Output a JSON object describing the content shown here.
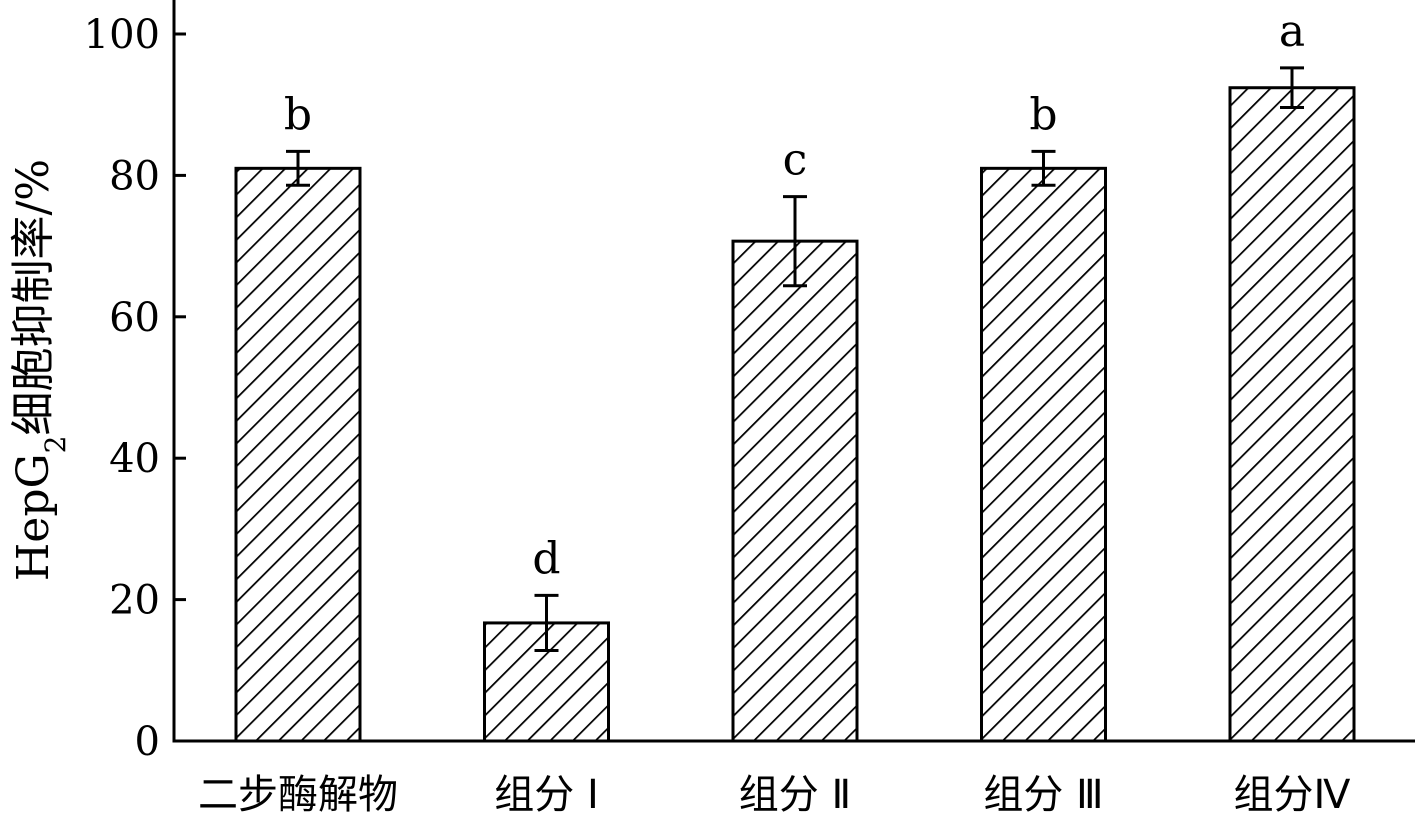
{
  "chart_data": {
    "type": "bar",
    "title": "",
    "xlabel": "",
    "ylabel": {
      "main": "HepG",
      "sub": "2",
      "rest": "细胞抑制率/%"
    },
    "ylim": [
      0,
      100
    ],
    "yticks": [
      0,
      20,
      40,
      60,
      80,
      100
    ],
    "categories": [
      "二步酶解物",
      "组分 Ⅰ",
      "组分 Ⅱ",
      "组分 Ⅲ",
      "组分Ⅳ"
    ],
    "values": [
      81,
      16.7,
      70.7,
      81,
      92.4
    ],
    "error_low": [
      2.4,
      3.9,
      6.3,
      2.4,
      2.8
    ],
    "error_high": [
      2.4,
      3.9,
      6.3,
      2.4,
      2.8
    ],
    "significance": [
      "b",
      "d",
      "c",
      "b",
      "a"
    ],
    "bar_fill": "hatched",
    "grid": false,
    "legend": "none",
    "colors": {
      "stroke": "#000000",
      "background": "#ffffff"
    }
  }
}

STATED TASK> Repeat each entry exactly as it appears; skip any picture.

FINAL RESULT>
Output a JSON object describing the content shown here.
{
  "chart_data": {
    "type": "bar",
    "title": "",
    "xlabel": "",
    "ylabel": {
      "main": "HepG",
      "sub": "2",
      "rest": "细胞抑制率/%"
    },
    "ylim": [
      0,
      100
    ],
    "yticks": [
      0,
      20,
      40,
      60,
      80,
      100
    ],
    "categories": [
      "二步酶解物",
      "组分 Ⅰ",
      "组分 Ⅱ",
      "组分 Ⅲ",
      "组分Ⅳ"
    ],
    "values": [
      81,
      16.7,
      70.7,
      81,
      92.4
    ],
    "error_low": [
      2.4,
      3.9,
      6.3,
      2.4,
      2.8
    ],
    "error_high": [
      2.4,
      3.9,
      6.3,
      2.4,
      2.8
    ],
    "significance": [
      "b",
      "d",
      "c",
      "b",
      "a"
    ],
    "bar_fill": "hatched",
    "grid": false,
    "legend": "none",
    "colors": {
      "stroke": "#000000",
      "background": "#ffffff"
    }
  }
}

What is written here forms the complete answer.